WHAT YOU NEED TO DO ▸
Reproduce the data in its entirety, exactly as supplied.

Items listed in a dataset:

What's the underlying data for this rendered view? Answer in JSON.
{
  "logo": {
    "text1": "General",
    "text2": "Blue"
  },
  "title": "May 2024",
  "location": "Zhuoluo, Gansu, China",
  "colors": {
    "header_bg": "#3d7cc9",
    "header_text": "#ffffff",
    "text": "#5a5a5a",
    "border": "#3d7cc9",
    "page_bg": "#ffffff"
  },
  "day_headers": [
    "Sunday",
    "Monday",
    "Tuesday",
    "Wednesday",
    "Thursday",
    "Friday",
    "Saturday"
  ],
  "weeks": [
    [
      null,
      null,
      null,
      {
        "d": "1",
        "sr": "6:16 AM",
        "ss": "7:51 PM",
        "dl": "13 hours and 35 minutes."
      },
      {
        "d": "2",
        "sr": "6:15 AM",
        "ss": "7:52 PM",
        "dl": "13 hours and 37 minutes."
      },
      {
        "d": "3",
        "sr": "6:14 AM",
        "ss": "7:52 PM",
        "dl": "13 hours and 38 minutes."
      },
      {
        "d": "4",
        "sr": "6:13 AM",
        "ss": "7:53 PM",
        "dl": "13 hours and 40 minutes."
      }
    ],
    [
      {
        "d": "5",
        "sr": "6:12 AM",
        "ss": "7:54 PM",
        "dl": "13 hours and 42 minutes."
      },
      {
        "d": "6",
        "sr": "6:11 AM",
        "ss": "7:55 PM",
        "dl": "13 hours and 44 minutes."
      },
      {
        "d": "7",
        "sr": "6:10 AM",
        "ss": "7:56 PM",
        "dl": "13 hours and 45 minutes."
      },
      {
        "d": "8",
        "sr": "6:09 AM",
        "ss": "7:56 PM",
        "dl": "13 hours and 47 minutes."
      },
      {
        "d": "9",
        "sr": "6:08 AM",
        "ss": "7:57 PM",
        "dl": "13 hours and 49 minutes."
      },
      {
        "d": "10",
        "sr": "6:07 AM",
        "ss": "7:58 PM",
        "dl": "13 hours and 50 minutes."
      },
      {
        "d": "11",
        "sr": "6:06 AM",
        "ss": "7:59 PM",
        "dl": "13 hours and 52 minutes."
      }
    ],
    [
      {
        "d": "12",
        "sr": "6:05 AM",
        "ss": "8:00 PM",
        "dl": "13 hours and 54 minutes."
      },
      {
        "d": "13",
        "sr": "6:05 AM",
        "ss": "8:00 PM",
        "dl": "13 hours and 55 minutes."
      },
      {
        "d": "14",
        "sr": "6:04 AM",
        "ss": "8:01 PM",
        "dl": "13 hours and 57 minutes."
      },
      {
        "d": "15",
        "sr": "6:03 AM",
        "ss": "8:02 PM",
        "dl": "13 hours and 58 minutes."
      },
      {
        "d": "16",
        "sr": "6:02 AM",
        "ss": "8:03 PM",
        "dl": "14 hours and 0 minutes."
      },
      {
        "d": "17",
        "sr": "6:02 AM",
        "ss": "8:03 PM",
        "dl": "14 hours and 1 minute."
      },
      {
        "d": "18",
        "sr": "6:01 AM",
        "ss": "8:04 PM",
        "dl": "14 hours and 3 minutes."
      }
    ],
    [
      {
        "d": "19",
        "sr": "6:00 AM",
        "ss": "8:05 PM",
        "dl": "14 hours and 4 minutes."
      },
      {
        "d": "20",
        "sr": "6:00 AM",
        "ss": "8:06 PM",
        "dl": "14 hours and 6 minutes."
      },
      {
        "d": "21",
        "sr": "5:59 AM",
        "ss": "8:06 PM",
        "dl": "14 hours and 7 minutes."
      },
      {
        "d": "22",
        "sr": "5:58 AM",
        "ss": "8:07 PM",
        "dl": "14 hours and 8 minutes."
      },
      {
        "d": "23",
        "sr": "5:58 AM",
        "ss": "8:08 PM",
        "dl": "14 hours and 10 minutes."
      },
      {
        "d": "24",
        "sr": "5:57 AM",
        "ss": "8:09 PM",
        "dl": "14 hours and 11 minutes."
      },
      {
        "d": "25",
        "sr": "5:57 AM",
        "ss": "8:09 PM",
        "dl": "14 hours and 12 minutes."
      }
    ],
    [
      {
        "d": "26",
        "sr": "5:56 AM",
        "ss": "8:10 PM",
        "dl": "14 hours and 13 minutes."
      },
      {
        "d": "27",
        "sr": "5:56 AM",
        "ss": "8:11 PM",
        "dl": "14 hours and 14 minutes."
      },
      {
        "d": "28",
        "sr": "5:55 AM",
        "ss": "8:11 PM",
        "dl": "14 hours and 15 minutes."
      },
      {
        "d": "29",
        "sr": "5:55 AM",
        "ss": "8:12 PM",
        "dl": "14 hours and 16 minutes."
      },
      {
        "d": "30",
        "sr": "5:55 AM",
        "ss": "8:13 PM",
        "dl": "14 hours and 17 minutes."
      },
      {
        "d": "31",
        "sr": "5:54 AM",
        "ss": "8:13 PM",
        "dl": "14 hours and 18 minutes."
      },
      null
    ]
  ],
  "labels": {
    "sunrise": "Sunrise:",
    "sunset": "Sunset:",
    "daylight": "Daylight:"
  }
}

OUTPUT FOR THIS TASK ▸
What's the underlying data for this rendered view? Answer in JSON.
{
  "logo": {
    "text1": "General",
    "text2": "Blue"
  },
  "title": "May 2024",
  "location": "Zhuoluo, Gansu, China",
  "colors": {
    "header_bg": "#3d7cc9",
    "header_text": "#ffffff",
    "text": "#5a5a5a",
    "border": "#3d7cc9",
    "page_bg": "#ffffff"
  },
  "day_headers": [
    "Sunday",
    "Monday",
    "Tuesday",
    "Wednesday",
    "Thursday",
    "Friday",
    "Saturday"
  ],
  "weeks": [
    [
      null,
      null,
      null,
      {
        "d": "1",
        "sr": "6:16 AM",
        "ss": "7:51 PM",
        "dl": "13 hours and 35 minutes."
      },
      {
        "d": "2",
        "sr": "6:15 AM",
        "ss": "7:52 PM",
        "dl": "13 hours and 37 minutes."
      },
      {
        "d": "3",
        "sr": "6:14 AM",
        "ss": "7:52 PM",
        "dl": "13 hours and 38 minutes."
      },
      {
        "d": "4",
        "sr": "6:13 AM",
        "ss": "7:53 PM",
        "dl": "13 hours and 40 minutes."
      }
    ],
    [
      {
        "d": "5",
        "sr": "6:12 AM",
        "ss": "7:54 PM",
        "dl": "13 hours and 42 minutes."
      },
      {
        "d": "6",
        "sr": "6:11 AM",
        "ss": "7:55 PM",
        "dl": "13 hours and 44 minutes."
      },
      {
        "d": "7",
        "sr": "6:10 AM",
        "ss": "7:56 PM",
        "dl": "13 hours and 45 minutes."
      },
      {
        "d": "8",
        "sr": "6:09 AM",
        "ss": "7:56 PM",
        "dl": "13 hours and 47 minutes."
      },
      {
        "d": "9",
        "sr": "6:08 AM",
        "ss": "7:57 PM",
        "dl": "13 hours and 49 minutes."
      },
      {
        "d": "10",
        "sr": "6:07 AM",
        "ss": "7:58 PM",
        "dl": "13 hours and 50 minutes."
      },
      {
        "d": "11",
        "sr": "6:06 AM",
        "ss": "7:59 PM",
        "dl": "13 hours and 52 minutes."
      }
    ],
    [
      {
        "d": "12",
        "sr": "6:05 AM",
        "ss": "8:00 PM",
        "dl": "13 hours and 54 minutes."
      },
      {
        "d": "13",
        "sr": "6:05 AM",
        "ss": "8:00 PM",
        "dl": "13 hours and 55 minutes."
      },
      {
        "d": "14",
        "sr": "6:04 AM",
        "ss": "8:01 PM",
        "dl": "13 hours and 57 minutes."
      },
      {
        "d": "15",
        "sr": "6:03 AM",
        "ss": "8:02 PM",
        "dl": "13 hours and 58 minutes."
      },
      {
        "d": "16",
        "sr": "6:02 AM",
        "ss": "8:03 PM",
        "dl": "14 hours and 0 minutes."
      },
      {
        "d": "17",
        "sr": "6:02 AM",
        "ss": "8:03 PM",
        "dl": "14 hours and 1 minute."
      },
      {
        "d": "18",
        "sr": "6:01 AM",
        "ss": "8:04 PM",
        "dl": "14 hours and 3 minutes."
      }
    ],
    [
      {
        "d": "19",
        "sr": "6:00 AM",
        "ss": "8:05 PM",
        "dl": "14 hours and 4 minutes."
      },
      {
        "d": "20",
        "sr": "6:00 AM",
        "ss": "8:06 PM",
        "dl": "14 hours and 6 minutes."
      },
      {
        "d": "21",
        "sr": "5:59 AM",
        "ss": "8:06 PM",
        "dl": "14 hours and 7 minutes."
      },
      {
        "d": "22",
        "sr": "5:58 AM",
        "ss": "8:07 PM",
        "dl": "14 hours and 8 minutes."
      },
      {
        "d": "23",
        "sr": "5:58 AM",
        "ss": "8:08 PM",
        "dl": "14 hours and 10 minutes."
      },
      {
        "d": "24",
        "sr": "5:57 AM",
        "ss": "8:09 PM",
        "dl": "14 hours and 11 minutes."
      },
      {
        "d": "25",
        "sr": "5:57 AM",
        "ss": "8:09 PM",
        "dl": "14 hours and 12 minutes."
      }
    ],
    [
      {
        "d": "26",
        "sr": "5:56 AM",
        "ss": "8:10 PM",
        "dl": "14 hours and 13 minutes."
      },
      {
        "d": "27",
        "sr": "5:56 AM",
        "ss": "8:11 PM",
        "dl": "14 hours and 14 minutes."
      },
      {
        "d": "28",
        "sr": "5:55 AM",
        "ss": "8:11 PM",
        "dl": "14 hours and 15 minutes."
      },
      {
        "d": "29",
        "sr": "5:55 AM",
        "ss": "8:12 PM",
        "dl": "14 hours and 16 minutes."
      },
      {
        "d": "30",
        "sr": "5:55 AM",
        "ss": "8:13 PM",
        "dl": "14 hours and 17 minutes."
      },
      {
        "d": "31",
        "sr": "5:54 AM",
        "ss": "8:13 PM",
        "dl": "14 hours and 18 minutes."
      },
      null
    ]
  ],
  "labels": {
    "sunrise": "Sunrise:",
    "sunset": "Sunset:",
    "daylight": "Daylight:"
  }
}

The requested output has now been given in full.